Direction
In the listing below, find every line with the string "Take" and pull it out.

Information shown
══════════════════════════════
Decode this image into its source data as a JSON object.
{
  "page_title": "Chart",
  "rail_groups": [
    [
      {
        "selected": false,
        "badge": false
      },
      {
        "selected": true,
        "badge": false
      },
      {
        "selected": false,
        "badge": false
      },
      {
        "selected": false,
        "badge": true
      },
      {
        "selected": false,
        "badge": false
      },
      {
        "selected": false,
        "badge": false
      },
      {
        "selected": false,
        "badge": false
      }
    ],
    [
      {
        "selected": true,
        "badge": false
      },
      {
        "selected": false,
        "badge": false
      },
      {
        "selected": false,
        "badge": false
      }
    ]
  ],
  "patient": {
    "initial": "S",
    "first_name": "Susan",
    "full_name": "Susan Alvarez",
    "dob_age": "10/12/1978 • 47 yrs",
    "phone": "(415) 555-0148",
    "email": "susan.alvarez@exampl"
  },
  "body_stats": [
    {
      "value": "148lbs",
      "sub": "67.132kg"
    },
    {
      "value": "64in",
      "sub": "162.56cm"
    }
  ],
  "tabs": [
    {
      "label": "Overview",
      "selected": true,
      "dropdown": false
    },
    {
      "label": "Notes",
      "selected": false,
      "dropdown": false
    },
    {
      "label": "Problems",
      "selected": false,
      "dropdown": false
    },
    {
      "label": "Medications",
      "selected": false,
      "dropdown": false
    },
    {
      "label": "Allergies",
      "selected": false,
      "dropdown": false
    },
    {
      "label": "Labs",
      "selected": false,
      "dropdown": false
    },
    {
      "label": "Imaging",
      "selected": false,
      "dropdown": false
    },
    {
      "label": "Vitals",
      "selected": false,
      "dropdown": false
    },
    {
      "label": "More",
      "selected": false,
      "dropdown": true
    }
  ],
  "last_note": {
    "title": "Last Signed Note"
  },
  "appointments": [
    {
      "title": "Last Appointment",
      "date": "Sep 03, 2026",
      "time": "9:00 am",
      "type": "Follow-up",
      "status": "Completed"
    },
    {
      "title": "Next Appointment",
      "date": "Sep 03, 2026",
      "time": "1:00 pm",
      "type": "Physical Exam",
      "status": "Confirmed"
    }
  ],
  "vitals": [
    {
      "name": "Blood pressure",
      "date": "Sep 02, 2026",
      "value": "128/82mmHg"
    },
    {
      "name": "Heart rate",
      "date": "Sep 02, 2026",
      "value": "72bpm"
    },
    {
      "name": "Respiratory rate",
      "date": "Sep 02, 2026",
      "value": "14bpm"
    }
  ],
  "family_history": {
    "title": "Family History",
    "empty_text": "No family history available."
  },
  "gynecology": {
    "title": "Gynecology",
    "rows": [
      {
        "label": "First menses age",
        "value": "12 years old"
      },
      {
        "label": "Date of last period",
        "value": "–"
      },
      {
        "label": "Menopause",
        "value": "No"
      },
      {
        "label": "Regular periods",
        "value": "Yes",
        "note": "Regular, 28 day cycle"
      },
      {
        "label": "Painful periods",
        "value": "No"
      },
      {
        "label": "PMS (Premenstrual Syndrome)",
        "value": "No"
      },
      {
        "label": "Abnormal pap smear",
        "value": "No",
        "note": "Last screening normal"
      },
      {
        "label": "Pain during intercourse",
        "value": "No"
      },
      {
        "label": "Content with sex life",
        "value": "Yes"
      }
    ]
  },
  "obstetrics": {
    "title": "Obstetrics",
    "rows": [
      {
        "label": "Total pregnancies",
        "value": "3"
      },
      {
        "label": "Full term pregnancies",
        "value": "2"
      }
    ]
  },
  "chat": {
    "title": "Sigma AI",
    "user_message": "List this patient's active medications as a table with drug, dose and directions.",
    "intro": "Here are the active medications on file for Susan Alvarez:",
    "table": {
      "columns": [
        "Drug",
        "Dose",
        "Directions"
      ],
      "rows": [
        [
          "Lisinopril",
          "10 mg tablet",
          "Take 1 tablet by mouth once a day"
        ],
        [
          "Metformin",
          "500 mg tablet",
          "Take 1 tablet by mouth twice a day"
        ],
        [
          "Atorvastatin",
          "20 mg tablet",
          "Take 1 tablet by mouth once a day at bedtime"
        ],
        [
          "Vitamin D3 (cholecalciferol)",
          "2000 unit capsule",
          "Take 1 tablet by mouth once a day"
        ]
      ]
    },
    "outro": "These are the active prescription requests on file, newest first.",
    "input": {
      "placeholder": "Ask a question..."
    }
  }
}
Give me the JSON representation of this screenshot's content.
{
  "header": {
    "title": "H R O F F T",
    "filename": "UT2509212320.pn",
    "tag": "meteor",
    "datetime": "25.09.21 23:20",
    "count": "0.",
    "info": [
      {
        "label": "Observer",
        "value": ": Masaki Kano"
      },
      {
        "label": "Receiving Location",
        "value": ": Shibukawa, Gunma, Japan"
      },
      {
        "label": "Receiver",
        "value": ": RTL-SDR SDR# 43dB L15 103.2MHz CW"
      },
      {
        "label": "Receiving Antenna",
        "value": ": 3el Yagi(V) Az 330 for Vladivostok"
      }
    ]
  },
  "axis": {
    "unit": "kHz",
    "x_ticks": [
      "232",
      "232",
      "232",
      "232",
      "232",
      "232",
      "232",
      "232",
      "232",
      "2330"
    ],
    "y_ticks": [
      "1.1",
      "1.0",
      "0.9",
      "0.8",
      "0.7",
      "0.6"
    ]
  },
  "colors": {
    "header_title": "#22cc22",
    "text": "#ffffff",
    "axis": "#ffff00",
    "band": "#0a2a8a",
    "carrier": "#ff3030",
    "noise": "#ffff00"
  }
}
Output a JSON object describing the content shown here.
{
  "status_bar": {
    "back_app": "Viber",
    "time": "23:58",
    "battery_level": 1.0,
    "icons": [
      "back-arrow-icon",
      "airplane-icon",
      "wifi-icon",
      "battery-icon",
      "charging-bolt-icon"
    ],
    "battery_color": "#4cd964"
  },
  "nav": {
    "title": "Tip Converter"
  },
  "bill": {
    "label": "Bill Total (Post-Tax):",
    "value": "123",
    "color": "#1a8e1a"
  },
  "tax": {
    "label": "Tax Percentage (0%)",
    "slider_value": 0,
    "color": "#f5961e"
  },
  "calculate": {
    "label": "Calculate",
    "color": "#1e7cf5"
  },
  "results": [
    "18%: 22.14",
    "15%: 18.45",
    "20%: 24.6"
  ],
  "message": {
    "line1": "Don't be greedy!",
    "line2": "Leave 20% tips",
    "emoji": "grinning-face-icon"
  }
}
══════════════════════════════
Correct output
          "Take 1 tablet by mouth once a day"
          "Take 1 tablet by mouth twice a day"
          "Take 1 tablet by mouth once a day at bedtime"
          "Take 1 tablet by mouth once a day"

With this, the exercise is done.